--- Written task ---
Which lines contain the word "initial"? Return each of them as written.

(Stored data)

################

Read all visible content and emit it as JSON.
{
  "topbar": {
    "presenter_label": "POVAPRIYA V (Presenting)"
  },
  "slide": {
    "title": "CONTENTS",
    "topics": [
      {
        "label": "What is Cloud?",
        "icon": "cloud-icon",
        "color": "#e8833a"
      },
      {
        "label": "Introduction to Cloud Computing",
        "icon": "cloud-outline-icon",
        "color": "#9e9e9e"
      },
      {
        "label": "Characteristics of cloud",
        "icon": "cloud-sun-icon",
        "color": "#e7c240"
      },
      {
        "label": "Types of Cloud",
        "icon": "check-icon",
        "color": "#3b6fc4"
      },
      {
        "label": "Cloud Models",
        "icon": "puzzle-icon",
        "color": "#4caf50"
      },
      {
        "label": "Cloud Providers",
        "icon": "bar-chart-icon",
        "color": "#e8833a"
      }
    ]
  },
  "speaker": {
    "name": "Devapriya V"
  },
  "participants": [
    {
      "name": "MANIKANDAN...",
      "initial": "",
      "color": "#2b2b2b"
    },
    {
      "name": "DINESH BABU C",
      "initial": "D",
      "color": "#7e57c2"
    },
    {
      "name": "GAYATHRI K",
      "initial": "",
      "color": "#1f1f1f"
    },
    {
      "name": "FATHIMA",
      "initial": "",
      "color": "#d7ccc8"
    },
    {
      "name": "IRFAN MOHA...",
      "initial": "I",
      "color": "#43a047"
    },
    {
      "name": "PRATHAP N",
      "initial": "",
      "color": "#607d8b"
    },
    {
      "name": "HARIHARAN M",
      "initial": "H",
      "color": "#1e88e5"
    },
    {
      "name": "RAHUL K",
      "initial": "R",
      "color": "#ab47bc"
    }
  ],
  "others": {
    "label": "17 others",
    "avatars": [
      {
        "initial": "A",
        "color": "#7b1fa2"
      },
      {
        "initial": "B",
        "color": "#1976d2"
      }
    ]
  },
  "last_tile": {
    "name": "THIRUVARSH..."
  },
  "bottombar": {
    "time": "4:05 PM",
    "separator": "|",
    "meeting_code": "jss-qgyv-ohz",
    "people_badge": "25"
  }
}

################

--- Reply ---
      "initial": "",
      "initial": "D",
      "initial": "",
      "initial": "",
      "initial": "I",
      "initial": "",
      "initial": "H",
      "initial": "R",
        "initial": "A",
        "initial": "B",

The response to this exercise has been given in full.